Task statement:
Pick out all lines of the entries that include the word "arrow" and copy them.

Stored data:
>> start

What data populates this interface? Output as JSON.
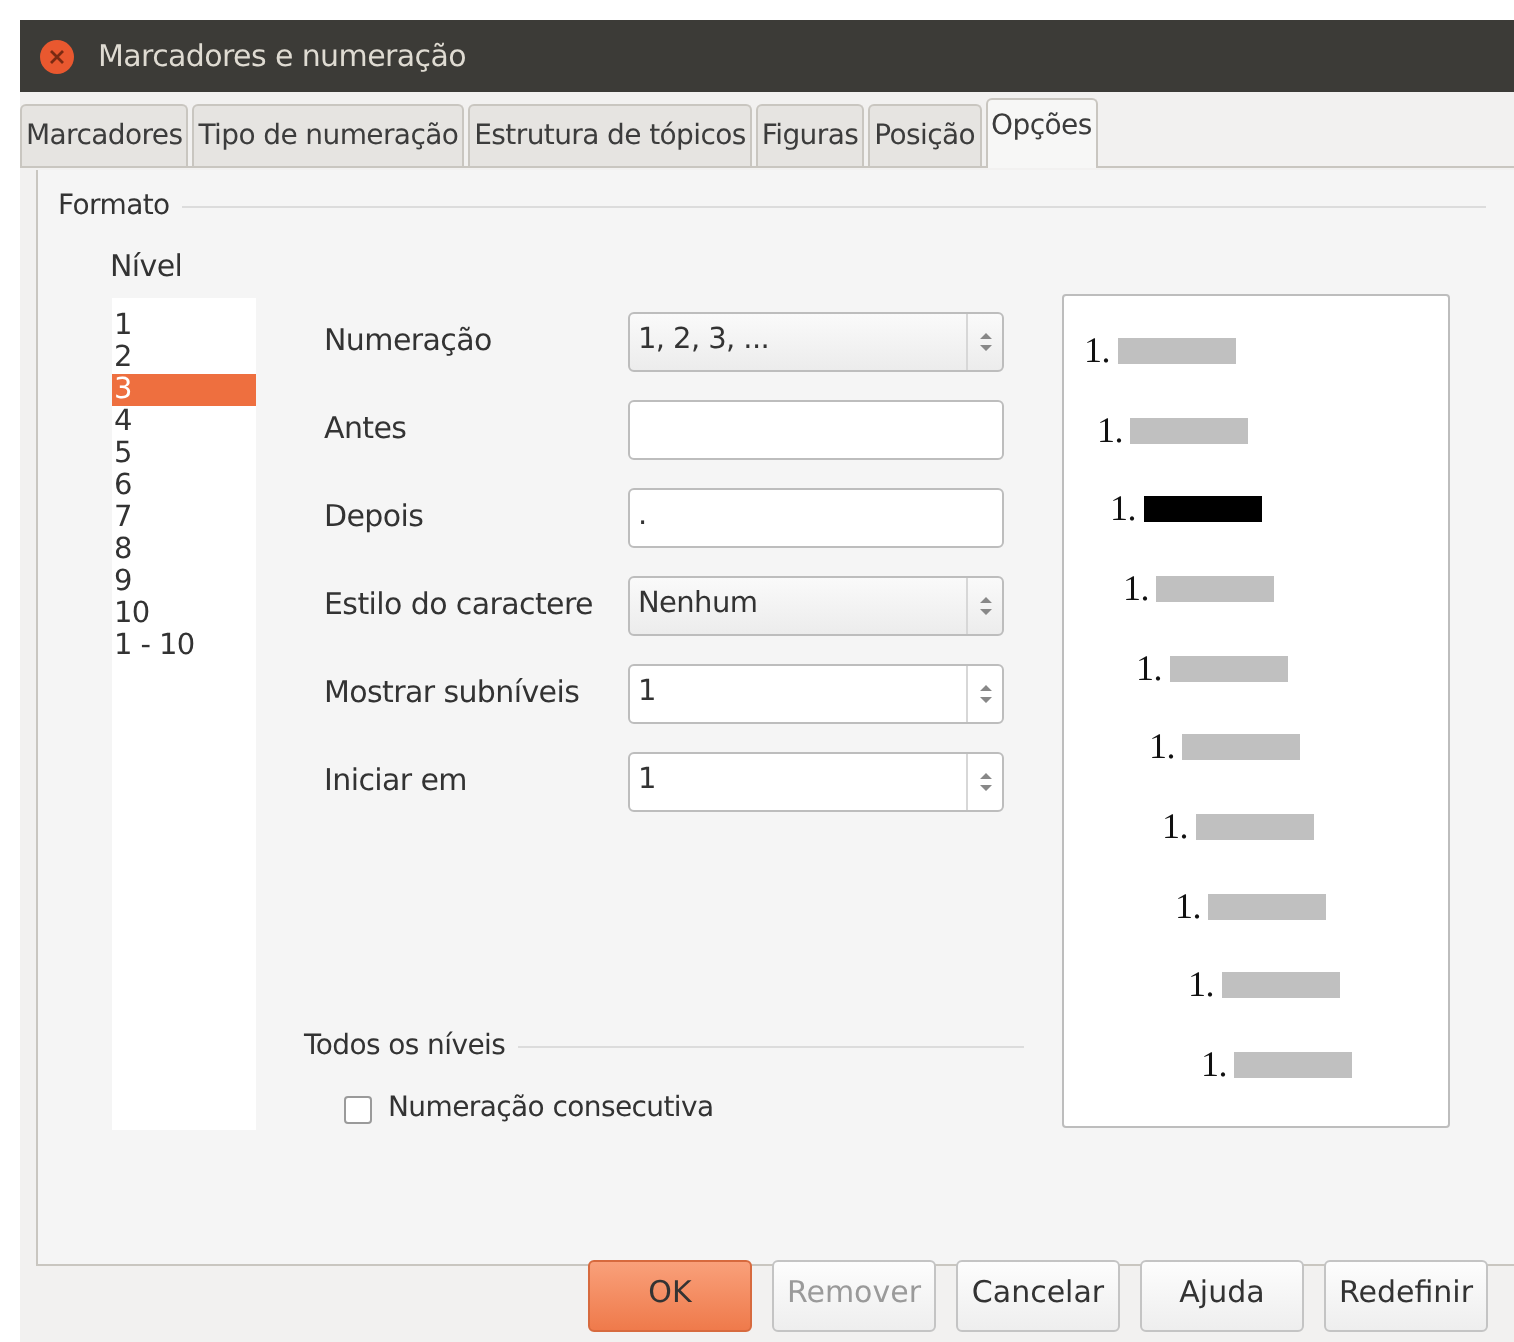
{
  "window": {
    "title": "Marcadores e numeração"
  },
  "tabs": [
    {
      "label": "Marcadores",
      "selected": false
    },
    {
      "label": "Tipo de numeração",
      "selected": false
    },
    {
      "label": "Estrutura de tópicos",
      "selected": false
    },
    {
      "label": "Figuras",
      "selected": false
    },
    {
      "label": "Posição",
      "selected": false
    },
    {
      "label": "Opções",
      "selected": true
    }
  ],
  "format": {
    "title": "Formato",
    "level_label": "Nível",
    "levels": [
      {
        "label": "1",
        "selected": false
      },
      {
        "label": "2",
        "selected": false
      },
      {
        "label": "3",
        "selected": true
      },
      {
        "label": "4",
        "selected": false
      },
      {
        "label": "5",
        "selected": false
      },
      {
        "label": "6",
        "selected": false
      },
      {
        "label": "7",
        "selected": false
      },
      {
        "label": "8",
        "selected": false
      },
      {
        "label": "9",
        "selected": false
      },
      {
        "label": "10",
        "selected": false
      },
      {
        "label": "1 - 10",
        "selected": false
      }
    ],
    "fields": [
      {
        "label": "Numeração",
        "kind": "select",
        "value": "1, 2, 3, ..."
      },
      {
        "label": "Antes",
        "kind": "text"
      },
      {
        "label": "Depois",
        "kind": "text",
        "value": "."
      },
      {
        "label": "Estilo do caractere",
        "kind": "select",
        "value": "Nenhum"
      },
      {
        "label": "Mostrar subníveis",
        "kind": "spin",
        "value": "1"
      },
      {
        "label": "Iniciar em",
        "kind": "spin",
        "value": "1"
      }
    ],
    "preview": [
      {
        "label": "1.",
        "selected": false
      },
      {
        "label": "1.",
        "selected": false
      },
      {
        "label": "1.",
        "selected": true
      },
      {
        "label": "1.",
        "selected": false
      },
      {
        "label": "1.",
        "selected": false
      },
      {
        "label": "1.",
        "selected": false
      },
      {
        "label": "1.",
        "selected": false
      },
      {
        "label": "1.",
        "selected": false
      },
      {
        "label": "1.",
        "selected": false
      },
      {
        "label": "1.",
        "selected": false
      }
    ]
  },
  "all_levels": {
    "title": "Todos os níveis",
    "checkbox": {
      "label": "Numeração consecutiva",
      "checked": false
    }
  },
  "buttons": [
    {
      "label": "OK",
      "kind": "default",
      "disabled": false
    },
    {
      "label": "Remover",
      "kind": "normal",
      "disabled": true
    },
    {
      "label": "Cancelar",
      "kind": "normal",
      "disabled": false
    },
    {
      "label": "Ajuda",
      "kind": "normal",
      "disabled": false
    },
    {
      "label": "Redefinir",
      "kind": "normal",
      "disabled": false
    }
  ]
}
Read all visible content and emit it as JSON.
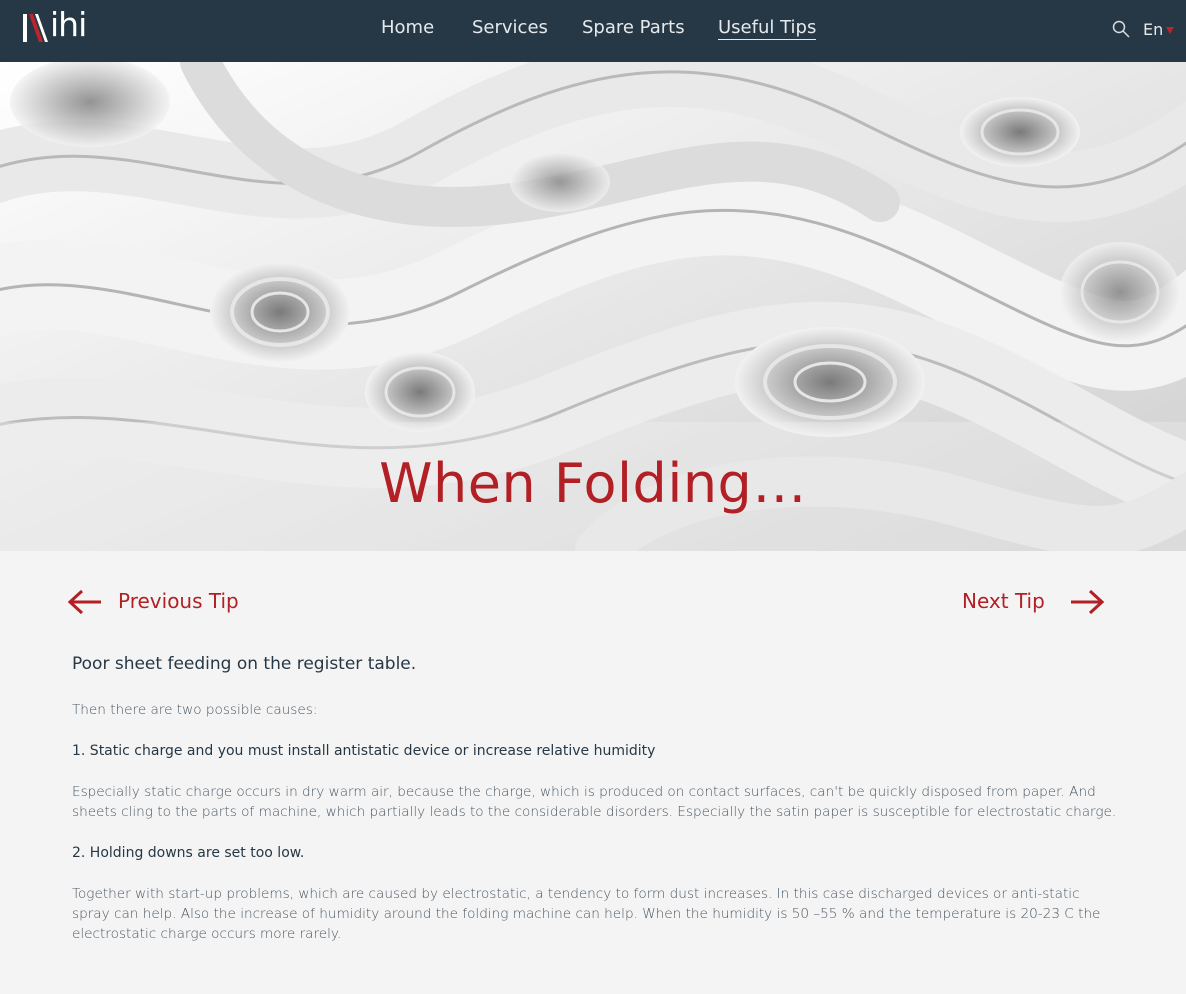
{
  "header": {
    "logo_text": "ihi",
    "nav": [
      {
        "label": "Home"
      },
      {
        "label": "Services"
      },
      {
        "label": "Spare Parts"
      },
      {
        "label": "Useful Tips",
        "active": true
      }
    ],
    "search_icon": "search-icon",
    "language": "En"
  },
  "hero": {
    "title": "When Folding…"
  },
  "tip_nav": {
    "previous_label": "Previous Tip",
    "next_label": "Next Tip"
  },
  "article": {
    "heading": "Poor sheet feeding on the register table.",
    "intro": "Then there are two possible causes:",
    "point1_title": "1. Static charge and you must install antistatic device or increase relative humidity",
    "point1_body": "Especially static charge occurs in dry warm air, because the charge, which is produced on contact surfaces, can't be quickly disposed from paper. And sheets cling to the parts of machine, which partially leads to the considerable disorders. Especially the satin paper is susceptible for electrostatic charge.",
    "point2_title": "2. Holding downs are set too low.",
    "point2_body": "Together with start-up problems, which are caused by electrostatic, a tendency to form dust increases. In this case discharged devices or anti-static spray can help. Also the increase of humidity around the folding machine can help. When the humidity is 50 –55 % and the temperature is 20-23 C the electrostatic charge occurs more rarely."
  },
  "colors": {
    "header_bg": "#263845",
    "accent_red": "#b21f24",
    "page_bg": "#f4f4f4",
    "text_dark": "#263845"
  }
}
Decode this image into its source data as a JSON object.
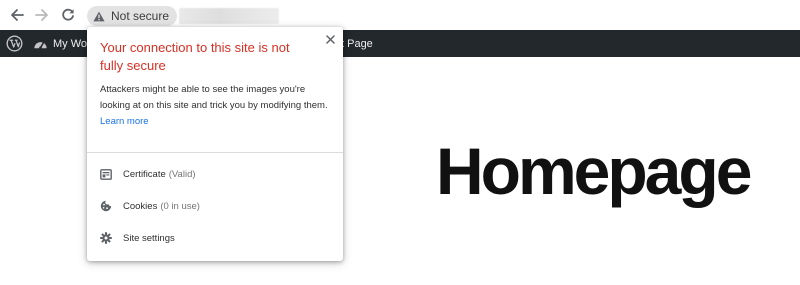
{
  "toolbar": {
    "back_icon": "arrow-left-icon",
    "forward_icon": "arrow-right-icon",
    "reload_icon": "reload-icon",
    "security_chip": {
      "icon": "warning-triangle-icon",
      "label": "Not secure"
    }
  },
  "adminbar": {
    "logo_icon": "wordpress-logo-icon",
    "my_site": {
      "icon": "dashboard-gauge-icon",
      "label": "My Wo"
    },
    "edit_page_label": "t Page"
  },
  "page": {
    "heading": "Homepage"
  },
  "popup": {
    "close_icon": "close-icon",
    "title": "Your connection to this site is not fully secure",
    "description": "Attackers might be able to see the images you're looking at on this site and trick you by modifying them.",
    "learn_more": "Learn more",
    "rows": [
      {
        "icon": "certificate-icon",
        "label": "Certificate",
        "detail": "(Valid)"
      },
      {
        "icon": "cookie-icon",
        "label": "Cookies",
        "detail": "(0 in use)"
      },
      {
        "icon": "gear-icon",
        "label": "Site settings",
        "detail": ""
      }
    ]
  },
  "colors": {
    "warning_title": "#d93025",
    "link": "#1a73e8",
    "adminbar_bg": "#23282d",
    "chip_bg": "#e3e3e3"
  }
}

>> end

Response to the exercise:
    "back_icon": "arrow-left-icon",
    "forward_icon": "arrow-right-icon",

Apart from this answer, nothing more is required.